Return a copy of every line in the records that includes the word "image".

[Start]

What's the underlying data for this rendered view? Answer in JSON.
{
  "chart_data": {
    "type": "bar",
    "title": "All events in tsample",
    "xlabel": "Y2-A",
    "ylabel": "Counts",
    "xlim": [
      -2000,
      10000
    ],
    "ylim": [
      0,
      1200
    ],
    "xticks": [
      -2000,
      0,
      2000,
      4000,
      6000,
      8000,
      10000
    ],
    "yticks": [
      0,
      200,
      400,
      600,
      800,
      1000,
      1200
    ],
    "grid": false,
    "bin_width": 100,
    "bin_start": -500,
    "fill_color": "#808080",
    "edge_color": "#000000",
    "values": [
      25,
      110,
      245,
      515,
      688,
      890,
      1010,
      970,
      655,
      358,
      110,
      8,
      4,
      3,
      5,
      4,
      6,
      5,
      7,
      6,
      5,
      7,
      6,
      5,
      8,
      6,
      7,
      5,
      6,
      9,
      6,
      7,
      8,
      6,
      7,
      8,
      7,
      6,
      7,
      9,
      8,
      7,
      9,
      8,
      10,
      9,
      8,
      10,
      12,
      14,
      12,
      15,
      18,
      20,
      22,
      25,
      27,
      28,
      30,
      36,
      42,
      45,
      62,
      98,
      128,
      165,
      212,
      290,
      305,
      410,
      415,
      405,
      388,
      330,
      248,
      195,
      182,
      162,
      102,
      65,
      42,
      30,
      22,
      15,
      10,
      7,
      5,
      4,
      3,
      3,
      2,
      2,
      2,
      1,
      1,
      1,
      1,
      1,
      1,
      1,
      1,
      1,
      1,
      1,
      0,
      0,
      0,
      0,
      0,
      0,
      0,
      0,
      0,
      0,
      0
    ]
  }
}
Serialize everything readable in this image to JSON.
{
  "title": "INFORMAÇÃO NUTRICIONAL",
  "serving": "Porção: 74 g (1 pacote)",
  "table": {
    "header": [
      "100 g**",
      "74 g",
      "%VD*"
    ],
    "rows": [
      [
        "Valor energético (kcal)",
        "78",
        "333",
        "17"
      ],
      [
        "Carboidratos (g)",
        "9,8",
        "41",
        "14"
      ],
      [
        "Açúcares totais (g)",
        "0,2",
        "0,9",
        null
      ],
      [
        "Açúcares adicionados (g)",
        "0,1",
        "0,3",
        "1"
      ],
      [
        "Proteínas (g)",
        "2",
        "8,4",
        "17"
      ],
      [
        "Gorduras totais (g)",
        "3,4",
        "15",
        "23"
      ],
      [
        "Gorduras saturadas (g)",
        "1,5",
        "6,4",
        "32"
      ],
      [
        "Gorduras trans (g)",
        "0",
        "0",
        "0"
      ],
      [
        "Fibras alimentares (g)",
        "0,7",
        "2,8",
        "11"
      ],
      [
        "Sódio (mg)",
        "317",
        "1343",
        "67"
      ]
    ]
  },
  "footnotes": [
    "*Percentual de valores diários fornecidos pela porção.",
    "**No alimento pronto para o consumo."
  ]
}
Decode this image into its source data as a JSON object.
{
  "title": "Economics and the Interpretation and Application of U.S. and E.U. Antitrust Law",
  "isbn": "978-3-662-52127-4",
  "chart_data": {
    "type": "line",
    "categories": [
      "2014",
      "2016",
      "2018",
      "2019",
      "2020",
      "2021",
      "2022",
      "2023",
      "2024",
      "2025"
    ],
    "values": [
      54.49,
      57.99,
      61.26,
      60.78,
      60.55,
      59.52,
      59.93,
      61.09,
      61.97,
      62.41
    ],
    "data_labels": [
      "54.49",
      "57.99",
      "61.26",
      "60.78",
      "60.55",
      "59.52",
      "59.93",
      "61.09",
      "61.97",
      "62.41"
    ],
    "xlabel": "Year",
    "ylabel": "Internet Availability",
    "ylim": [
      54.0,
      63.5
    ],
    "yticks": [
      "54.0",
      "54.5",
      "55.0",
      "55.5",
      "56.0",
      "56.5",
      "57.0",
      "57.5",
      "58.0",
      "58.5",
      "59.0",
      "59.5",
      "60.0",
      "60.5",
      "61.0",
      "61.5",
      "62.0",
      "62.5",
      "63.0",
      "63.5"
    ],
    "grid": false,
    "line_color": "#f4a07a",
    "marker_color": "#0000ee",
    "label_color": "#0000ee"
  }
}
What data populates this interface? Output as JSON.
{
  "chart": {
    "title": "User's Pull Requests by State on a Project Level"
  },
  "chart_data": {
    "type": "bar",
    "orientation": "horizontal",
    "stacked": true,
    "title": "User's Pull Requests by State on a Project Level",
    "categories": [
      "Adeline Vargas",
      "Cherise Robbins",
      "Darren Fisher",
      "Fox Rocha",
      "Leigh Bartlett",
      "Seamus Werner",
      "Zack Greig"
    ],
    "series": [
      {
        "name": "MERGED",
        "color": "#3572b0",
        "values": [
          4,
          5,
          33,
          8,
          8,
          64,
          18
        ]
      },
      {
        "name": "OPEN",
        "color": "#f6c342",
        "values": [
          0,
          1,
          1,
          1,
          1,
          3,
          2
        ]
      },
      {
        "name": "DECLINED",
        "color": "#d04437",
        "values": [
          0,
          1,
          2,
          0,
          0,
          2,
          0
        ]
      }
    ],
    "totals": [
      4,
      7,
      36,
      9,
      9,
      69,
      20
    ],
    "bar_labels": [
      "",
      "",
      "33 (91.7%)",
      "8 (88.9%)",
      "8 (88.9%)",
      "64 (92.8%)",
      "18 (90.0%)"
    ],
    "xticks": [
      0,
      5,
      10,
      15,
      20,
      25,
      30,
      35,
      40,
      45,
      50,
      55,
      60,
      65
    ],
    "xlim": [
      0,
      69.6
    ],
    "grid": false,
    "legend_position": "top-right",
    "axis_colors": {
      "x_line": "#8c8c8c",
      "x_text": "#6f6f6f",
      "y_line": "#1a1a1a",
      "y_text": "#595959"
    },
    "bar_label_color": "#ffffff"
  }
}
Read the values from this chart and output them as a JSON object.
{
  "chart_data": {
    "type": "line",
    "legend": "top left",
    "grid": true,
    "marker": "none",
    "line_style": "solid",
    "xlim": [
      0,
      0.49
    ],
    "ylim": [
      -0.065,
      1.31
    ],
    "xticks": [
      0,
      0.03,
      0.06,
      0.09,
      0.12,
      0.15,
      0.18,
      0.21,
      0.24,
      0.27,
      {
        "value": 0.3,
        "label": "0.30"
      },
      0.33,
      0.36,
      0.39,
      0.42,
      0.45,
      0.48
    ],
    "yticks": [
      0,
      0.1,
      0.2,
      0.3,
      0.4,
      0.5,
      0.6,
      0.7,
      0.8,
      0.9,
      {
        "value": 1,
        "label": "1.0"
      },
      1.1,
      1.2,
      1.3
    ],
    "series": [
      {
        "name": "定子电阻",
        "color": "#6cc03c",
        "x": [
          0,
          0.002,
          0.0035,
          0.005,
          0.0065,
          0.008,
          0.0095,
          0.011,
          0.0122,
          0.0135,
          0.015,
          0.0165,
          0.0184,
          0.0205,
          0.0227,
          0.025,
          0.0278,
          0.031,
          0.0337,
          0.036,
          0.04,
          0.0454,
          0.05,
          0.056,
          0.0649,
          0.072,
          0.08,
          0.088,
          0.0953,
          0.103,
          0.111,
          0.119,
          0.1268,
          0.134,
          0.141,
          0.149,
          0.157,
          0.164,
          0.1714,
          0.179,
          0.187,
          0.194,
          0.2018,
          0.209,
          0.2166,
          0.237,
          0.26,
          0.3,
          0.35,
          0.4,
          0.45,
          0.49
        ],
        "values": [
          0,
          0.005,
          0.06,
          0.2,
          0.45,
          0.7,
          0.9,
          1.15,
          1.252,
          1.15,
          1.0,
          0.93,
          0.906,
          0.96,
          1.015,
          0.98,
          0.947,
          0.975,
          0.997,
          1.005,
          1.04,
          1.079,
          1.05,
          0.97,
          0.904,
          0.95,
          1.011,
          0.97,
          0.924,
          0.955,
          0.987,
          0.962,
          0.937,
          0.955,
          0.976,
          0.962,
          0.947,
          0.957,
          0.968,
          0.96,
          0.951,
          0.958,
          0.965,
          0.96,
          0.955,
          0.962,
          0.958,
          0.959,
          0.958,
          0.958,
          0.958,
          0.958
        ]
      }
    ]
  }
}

[End]

▶ The result
Serialize everything readable in this image to JSON.
Decode this image into its source data as a JSON object.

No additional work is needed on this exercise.